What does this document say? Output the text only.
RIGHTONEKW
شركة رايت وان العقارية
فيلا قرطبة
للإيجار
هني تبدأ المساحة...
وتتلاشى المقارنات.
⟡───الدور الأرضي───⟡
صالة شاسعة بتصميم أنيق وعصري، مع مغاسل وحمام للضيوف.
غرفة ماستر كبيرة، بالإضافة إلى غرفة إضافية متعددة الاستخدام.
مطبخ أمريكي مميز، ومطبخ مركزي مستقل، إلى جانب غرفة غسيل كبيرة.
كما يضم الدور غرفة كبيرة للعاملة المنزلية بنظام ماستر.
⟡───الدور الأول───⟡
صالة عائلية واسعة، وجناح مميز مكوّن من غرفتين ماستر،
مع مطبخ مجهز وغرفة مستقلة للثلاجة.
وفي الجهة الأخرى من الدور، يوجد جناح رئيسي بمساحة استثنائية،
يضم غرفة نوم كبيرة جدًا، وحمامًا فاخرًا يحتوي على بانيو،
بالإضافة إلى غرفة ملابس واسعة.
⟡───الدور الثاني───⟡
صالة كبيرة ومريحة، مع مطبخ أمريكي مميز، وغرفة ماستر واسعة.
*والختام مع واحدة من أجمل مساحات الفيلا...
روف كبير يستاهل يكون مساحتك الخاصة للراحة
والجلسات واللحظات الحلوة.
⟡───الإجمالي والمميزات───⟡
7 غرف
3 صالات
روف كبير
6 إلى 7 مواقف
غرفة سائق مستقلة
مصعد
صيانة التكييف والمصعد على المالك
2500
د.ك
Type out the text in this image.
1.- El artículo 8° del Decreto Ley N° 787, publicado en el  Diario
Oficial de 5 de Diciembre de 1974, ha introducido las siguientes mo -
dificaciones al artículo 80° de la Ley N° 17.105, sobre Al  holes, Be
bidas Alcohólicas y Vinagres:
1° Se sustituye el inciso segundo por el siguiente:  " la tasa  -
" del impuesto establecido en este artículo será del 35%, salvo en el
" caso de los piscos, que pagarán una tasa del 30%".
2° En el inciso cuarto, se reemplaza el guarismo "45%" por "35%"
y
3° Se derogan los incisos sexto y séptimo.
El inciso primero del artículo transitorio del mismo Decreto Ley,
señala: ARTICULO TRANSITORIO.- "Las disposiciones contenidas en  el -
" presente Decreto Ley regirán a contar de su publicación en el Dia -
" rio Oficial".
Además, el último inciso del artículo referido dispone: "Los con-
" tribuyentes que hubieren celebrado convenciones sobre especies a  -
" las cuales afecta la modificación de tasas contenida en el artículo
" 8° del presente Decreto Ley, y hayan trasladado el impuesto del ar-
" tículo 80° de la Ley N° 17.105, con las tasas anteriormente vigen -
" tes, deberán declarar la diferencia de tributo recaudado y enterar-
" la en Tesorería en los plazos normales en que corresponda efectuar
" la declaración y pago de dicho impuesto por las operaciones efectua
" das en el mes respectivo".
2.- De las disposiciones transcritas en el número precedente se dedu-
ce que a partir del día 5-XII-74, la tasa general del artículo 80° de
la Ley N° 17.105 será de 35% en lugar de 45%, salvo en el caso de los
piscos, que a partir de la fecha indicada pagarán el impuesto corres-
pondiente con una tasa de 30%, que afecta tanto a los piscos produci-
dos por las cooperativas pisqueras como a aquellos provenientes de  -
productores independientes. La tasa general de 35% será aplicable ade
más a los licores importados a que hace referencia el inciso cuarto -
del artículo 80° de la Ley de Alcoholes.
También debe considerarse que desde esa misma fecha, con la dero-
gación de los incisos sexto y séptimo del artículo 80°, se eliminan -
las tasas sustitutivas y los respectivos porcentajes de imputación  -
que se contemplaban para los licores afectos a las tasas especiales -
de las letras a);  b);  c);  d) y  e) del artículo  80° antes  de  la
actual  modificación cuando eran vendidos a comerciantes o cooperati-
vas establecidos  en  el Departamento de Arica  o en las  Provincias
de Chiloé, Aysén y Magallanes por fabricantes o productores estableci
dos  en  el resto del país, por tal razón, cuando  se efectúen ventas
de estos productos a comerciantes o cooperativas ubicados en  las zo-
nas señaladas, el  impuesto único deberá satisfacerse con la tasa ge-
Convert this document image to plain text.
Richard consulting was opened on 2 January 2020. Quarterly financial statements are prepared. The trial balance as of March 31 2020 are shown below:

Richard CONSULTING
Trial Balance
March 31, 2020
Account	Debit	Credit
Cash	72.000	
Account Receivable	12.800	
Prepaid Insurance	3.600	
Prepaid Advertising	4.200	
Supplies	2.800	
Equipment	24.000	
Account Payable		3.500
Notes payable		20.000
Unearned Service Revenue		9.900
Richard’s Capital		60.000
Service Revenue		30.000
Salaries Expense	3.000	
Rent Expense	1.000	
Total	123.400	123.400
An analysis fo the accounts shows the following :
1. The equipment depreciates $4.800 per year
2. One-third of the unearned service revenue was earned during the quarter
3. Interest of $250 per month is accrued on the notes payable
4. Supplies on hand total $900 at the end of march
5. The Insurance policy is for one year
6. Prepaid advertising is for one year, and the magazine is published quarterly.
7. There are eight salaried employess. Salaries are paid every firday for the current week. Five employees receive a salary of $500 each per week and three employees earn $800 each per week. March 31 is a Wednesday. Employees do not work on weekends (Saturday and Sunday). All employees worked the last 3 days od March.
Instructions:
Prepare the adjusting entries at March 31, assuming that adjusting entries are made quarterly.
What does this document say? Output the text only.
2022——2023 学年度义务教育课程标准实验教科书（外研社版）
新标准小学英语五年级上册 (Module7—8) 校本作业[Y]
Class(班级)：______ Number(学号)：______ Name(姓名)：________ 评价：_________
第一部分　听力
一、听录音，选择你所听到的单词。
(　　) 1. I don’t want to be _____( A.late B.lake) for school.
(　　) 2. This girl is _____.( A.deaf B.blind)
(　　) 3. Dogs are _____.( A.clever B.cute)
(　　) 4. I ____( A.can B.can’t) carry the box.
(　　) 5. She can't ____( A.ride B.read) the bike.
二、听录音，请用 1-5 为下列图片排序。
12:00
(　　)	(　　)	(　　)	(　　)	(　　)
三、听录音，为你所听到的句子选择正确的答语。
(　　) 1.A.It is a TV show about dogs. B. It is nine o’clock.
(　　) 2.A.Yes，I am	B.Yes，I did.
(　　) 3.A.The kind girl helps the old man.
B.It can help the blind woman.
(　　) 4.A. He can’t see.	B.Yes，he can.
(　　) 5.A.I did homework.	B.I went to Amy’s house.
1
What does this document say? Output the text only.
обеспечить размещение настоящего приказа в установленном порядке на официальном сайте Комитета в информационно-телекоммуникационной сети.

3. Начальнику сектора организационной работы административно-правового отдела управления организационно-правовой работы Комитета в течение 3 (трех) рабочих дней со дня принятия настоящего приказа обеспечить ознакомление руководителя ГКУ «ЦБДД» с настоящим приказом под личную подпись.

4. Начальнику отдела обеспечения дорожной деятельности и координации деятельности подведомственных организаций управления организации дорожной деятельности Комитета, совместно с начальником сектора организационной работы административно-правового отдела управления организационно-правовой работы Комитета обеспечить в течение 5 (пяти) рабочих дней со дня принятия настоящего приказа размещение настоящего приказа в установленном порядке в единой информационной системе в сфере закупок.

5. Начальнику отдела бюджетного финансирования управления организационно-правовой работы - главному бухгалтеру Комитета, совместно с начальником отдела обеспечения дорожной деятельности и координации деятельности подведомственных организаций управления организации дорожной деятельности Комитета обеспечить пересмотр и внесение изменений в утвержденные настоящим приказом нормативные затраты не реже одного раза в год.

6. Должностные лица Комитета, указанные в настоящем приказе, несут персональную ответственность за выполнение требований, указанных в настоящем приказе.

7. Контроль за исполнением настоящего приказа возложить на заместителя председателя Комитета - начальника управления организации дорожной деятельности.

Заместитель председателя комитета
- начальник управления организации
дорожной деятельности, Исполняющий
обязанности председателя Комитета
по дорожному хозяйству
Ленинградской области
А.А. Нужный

### SET PROBLEM:
Search the preceding listing for "productores" and extract every line where it is found.

### REPLY TO THE EXERCISE:
productores independientes. La tasa general de 35% será aplicable ade
de Chiloé, Aysén y Magallanes por fabricantes o productores estableci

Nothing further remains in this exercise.